*** Material ***

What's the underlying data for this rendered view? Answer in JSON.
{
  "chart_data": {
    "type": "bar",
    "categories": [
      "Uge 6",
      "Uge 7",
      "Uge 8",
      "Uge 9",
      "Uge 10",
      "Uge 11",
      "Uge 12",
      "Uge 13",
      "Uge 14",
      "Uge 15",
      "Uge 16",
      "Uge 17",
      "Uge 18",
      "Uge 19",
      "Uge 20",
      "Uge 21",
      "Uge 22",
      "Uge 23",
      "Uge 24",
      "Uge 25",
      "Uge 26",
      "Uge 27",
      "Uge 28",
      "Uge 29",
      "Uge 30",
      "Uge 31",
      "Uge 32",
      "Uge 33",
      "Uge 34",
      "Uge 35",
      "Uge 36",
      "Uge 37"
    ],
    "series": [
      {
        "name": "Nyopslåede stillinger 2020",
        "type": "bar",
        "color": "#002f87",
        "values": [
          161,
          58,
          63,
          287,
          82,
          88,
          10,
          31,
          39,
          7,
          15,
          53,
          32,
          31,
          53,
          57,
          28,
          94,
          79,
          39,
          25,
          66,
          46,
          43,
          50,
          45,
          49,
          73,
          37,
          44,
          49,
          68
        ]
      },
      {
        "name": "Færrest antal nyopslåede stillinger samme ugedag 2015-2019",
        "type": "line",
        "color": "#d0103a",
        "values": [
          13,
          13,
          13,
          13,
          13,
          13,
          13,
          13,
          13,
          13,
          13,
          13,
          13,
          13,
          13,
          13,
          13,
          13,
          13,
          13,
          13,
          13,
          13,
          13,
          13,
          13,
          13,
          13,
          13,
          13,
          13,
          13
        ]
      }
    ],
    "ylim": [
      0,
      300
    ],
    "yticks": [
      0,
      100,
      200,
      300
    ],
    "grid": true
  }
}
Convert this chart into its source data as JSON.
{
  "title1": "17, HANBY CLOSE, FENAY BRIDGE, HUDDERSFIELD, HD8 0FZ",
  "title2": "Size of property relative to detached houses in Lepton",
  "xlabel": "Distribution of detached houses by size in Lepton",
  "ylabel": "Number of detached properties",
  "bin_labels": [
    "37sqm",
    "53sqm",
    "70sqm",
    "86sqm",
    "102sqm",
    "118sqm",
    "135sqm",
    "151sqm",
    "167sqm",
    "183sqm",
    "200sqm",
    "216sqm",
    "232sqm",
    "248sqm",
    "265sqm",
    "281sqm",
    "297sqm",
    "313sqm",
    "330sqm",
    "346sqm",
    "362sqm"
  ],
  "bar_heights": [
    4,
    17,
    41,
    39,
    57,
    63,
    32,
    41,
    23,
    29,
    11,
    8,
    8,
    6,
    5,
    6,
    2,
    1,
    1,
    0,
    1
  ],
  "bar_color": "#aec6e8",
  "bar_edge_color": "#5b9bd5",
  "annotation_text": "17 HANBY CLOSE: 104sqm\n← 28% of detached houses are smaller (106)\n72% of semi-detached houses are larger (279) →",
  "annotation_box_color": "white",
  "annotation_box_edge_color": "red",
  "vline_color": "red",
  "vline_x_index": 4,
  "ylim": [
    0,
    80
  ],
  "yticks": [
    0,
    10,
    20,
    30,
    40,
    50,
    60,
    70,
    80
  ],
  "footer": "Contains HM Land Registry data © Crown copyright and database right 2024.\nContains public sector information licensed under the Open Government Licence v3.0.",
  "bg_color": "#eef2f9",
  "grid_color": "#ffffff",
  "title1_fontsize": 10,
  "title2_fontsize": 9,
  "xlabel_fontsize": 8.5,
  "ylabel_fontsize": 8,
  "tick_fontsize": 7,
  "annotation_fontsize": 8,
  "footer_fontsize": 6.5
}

***

_Given task_:
Return what is listed above, exactly and completely.

_Result for this exercise_:
What's the underlying data for this rendered view? Answer in JSON.
{
  "chart_data": {
    "type": "bar",
    "categories": [
      "Uge 6",
      "Uge 7",
      "Uge 8",
      "Uge 9",
      "Uge 10",
      "Uge 11",
      "Uge 12",
      "Uge 13",
      "Uge 14",
      "Uge 15",
      "Uge 16",
      "Uge 17",
      "Uge 18",
      "Uge 19",
      "Uge 20",
      "Uge 21",
      "Uge 22",
      "Uge 23",
      "Uge 24",
      "Uge 25",
      "Uge 26",
      "Uge 27",
      "Uge 28",
      "Uge 29",
      "Uge 30",
      "Uge 31",
      "Uge 32",
      "Uge 33",
      "Uge 34",
      "Uge 35",
      "Uge 36",
      "Uge 37"
    ],
    "series": [
      {
        "name": "Nyopslåede stillinger 2020",
        "type": "bar",
        "color": "#002f87",
        "values": [
          161,
          58,
          63,
          287,
          82,
          88,
          10,
          31,
          39,
          7,
          15,
          53,
          32,
          31,
          53,
          57,
          28,
          94,
          79,
          39,
          25,
          66,
          46,
          43,
          50,
          45,
          49,
          73,
          37,
          44,
          49,
          68
        ]
      },
      {
        "name": "Færrest antal nyopslåede stillinger samme ugedag 2015-2019",
        "type": "line",
        "color": "#d0103a",
        "values": [
          13,
          13,
          13,
          13,
          13,
          13,
          13,
          13,
          13,
          13,
          13,
          13,
          13,
          13,
          13,
          13,
          13,
          13,
          13,
          13,
          13,
          13,
          13,
          13,
          13,
          13,
          13,
          13,
          13,
          13,
          13,
          13
        ]
      }
    ],
    "ylim": [
      0,
      300
    ],
    "yticks": [
      0,
      100,
      200,
      300
    ],
    "grid": true
  }
}
Convert this chart into its source data as JSON.
{
  "title1": "17, HANBY CLOSE, FENAY BRIDGE, HUDDERSFIELD, HD8 0FZ",
  "title2": "Size of property relative to detached houses in Lepton",
  "xlabel": "Distribution of detached houses by size in Lepton",
  "ylabel": "Number of detached properties",
  "bin_labels": [
    "37sqm",
    "53sqm",
    "70sqm",
    "86sqm",
    "102sqm",
    "118sqm",
    "135sqm",
    "151sqm",
    "167sqm",
    "183sqm",
    "200sqm",
    "216sqm",
    "232sqm",
    "248sqm",
    "265sqm",
    "281sqm",
    "297sqm",
    "313sqm",
    "330sqm",
    "346sqm",
    "362sqm"
  ],
  "bar_heights": [
    4,
    17,
    41,
    39,
    57,
    63,
    32,
    41,
    23,
    29,
    11,
    8,
    8,
    6,
    5,
    6,
    2,
    1,
    1,
    0,
    1
  ],
  "bar_color": "#aec6e8",
  "bar_edge_color": "#5b9bd5",
  "annotation_text": "17 HANBY CLOSE: 104sqm\n← 28% of detached houses are smaller (106)\n72% of semi-detached houses are larger (279) →",
  "annotation_box_color": "white",
  "annotation_box_edge_color": "red",
  "vline_color": "red",
  "vline_x_index": 4,
  "ylim": [
    0,
    80
  ],
  "yticks": [
    0,
    10,
    20,
    30,
    40,
    50,
    60,
    70,
    80
  ],
  "footer": "Contains HM Land Registry data © Crown copyright and database right 2024.\nContains public sector information licensed under the Open Government Licence v3.0.",
  "bg_color": "#eef2f9",
  "grid_color": "#ffffff",
  "title1_fontsize": 10,
  "title2_fontsize": 9,
  "xlabel_fontsize": 8.5,
  "ylabel_fontsize": 8,
  "tick_fontsize": 7,
  "annotation_fontsize": 8,
  "footer_fontsize": 6.5
}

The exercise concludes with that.